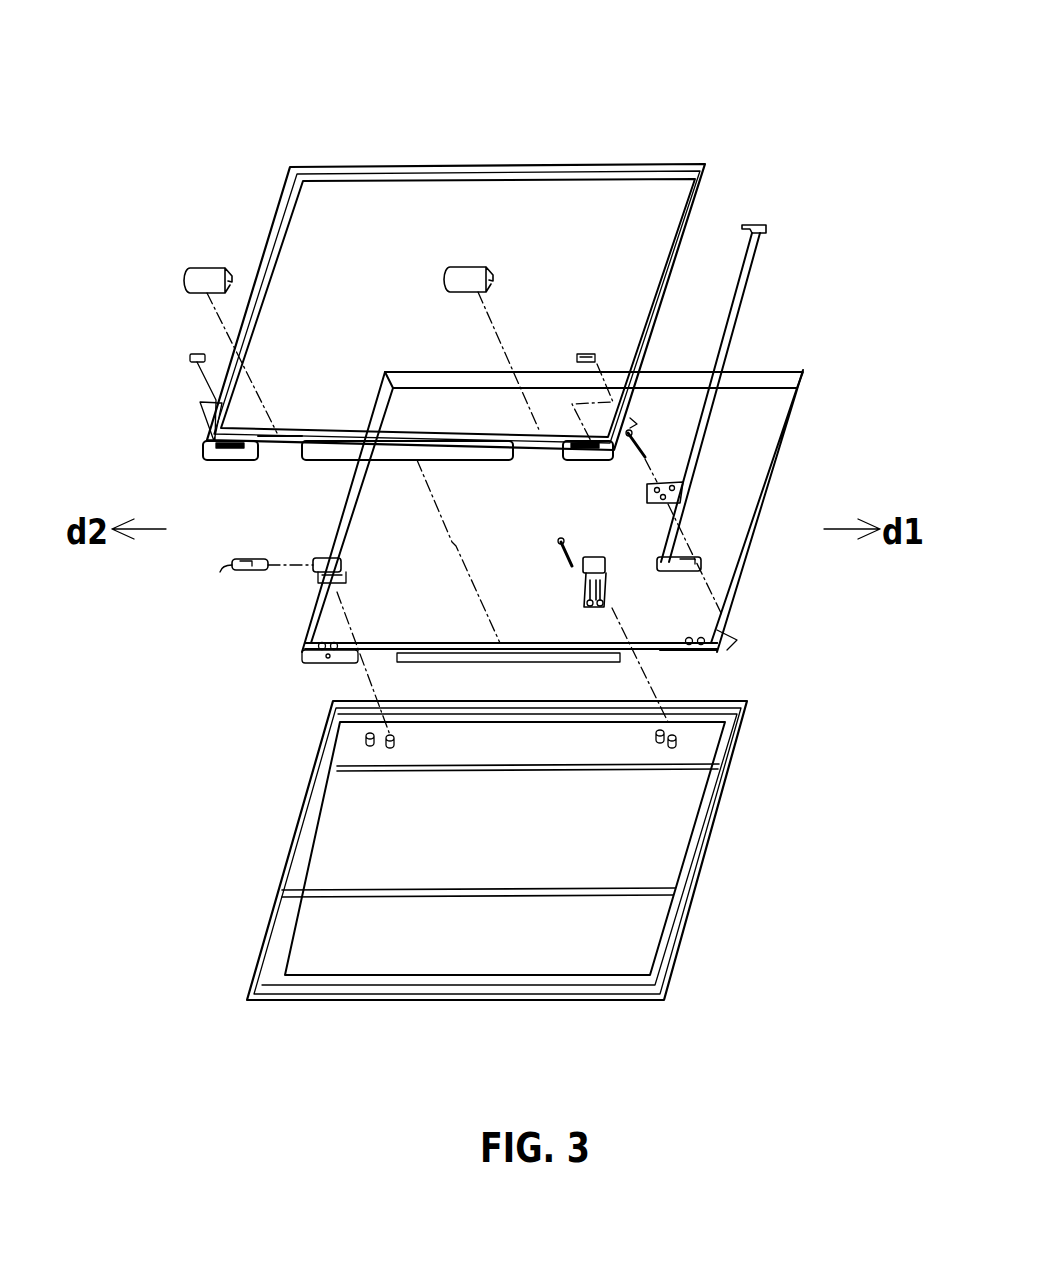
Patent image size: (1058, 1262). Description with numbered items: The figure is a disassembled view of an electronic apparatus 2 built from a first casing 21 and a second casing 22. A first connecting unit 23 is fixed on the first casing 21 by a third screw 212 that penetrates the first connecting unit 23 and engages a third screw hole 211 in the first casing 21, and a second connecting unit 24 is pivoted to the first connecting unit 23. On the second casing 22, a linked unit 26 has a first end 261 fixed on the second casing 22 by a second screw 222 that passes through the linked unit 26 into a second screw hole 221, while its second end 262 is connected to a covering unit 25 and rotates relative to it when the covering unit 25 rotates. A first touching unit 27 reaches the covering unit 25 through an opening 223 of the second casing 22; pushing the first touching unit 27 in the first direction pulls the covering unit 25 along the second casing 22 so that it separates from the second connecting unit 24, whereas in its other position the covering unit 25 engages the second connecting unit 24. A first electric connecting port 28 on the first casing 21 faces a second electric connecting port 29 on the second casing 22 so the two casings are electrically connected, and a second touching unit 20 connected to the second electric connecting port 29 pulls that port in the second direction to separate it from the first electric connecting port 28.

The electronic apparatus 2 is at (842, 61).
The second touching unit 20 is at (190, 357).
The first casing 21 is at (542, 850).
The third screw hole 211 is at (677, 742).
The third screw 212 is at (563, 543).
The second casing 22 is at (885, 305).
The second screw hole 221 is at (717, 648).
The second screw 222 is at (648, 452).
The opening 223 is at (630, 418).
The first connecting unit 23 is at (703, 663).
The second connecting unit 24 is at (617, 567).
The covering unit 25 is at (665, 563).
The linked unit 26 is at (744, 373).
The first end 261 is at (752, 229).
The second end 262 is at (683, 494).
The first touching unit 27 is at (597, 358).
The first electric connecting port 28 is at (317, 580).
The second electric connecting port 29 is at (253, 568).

- - -

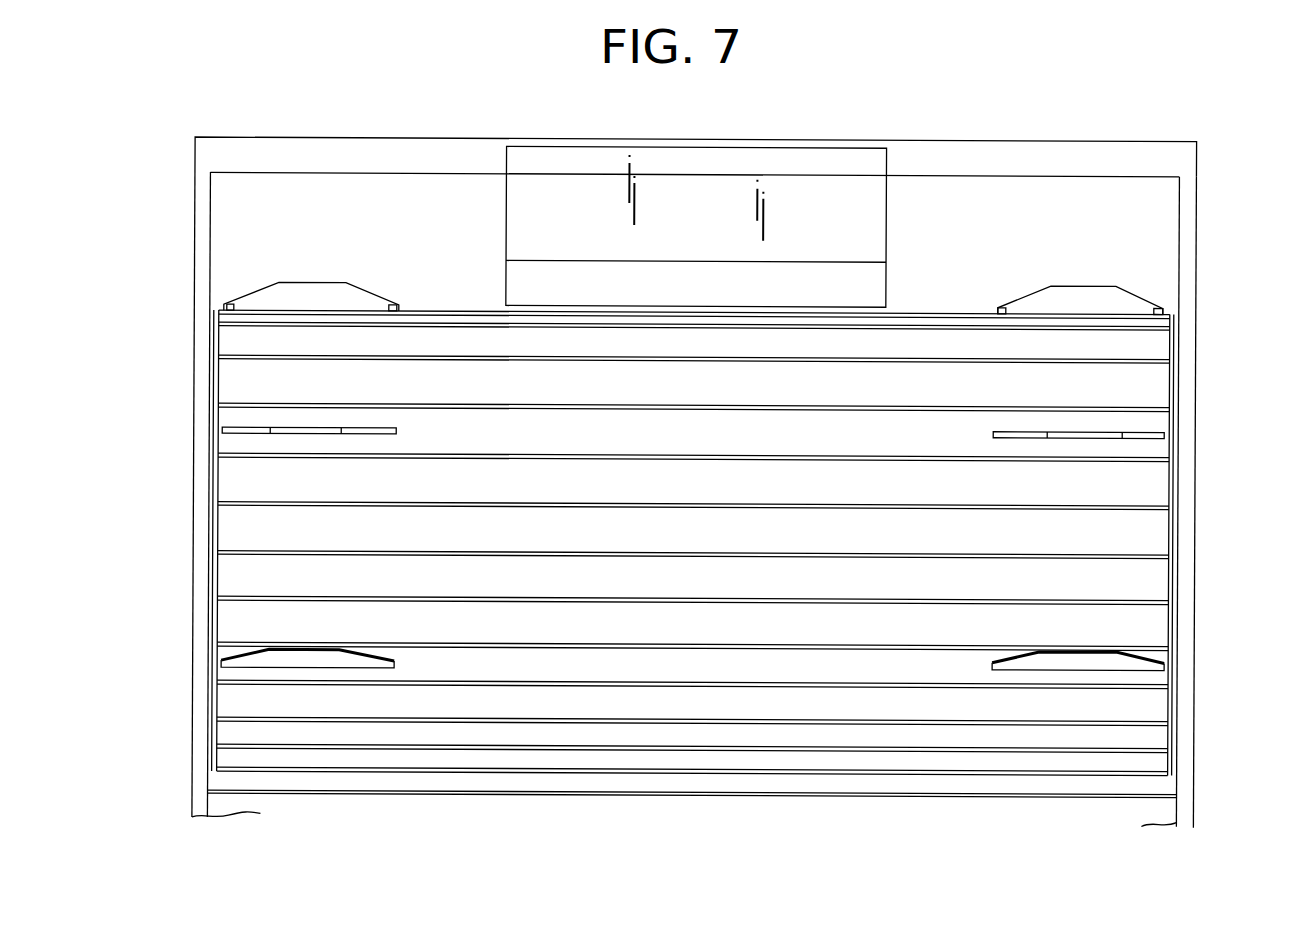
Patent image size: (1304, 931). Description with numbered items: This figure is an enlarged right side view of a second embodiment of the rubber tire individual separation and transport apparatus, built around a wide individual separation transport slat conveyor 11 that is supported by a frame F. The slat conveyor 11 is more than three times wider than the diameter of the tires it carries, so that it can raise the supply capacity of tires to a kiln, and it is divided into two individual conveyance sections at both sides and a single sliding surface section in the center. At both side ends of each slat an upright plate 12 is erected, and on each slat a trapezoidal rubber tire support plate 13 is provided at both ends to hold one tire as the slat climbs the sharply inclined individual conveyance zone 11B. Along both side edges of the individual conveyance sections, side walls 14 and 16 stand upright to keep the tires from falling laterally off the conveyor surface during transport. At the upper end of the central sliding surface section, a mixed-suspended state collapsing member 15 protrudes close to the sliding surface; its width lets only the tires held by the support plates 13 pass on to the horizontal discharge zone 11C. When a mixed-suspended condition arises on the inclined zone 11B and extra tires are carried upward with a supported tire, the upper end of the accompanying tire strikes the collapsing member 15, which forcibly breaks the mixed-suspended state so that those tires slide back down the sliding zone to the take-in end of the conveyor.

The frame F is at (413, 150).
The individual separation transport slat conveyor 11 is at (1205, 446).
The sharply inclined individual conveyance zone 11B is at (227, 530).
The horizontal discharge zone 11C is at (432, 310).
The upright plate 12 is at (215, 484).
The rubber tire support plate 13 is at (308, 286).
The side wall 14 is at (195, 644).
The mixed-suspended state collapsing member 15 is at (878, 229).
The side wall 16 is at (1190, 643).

- - -

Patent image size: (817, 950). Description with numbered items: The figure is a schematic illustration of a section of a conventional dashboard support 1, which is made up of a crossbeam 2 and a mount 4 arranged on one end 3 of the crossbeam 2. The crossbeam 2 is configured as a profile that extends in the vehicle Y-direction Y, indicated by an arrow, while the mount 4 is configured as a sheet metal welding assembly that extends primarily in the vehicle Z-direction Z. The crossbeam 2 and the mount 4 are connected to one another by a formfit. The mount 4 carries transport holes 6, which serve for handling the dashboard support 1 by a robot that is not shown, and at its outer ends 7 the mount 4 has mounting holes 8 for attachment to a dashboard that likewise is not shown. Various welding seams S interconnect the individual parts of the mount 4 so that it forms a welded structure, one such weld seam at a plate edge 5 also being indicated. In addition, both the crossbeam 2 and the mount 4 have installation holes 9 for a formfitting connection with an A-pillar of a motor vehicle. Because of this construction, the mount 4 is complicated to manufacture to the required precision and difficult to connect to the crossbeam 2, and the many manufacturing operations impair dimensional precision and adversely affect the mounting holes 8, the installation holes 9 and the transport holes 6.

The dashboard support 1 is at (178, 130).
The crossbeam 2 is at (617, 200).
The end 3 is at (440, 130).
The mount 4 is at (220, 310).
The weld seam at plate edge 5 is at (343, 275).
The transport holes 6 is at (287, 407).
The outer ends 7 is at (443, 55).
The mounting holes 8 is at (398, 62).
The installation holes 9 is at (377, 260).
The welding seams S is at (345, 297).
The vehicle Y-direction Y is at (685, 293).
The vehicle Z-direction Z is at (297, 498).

- - -

== Task to carry out ==
Please arrange the material from the line with "Patent image size: (1304, 931)." up to and including the line with "The side wall 14 is at (195, 644)." as a Markdown table with the columns No. and Line text, leaving out blank lines.

== In response ==
| No. | Line text |
|---|---|
| 1 | Patent image size: (1304, 931). Description with numbered items: This figure is an enlarged right side view of a second embodiment of the rubber tire individual separation and transport apparatus, built around a wide individual separation transport slat conveyor 11 that is supported by a frame F. The slat conveyor 11 is more than three times wider than the diameter of the tires it carries, so that it can raise the supply capacity of tires to a kiln, and it is divided into two individual conveyance sections at both sides and a single sliding surface section in the center. At both side ends of each slat an upright plate 12 is erected, and on each slat a trapezoidal rubber tire support plate 13 is provided at both ends to hold one tire as the slat climbs the sharply inclined individual conveyance zone 11B. Along both side edges of the individual conveyance sections, side walls 14 and 16 stand upright to keep the tires from falling laterally off the conveyor surface during transport. At the upper end of the central sliding surface section, a mixed-suspended state collapsing member 15 protrudes close to the sliding surface; its width lets only the tires held by the support plates 13 pass on to the horizontal discharge zone 11C. When a mixed-suspended condition arises on the inclined zone 11B and extra tires are carried upward with a supported tire, the upper end of the accompanying tire strikes the collapsing member 15, which forcibly breaks the mixed-suspended state so that those tires slide back down the sliding zone to the take-in end of the conveyor. |
| 2 | The frame F is at (413, 150). |
| 3 | The individual separation transport slat conveyor 11 is at (1205, 446). |
| 4 | The sharply inclined individual conveyance zone 11B is at (227, 530). |
| 5 | The horizontal discharge zone 11C is at (432, 310). |
| 6 | The upright plate 12 is at (215, 484). |
| 7 | The rubber tire support plate 13 is at (308, 286). |
| 8 | The side wall 14 is at (195, 644). |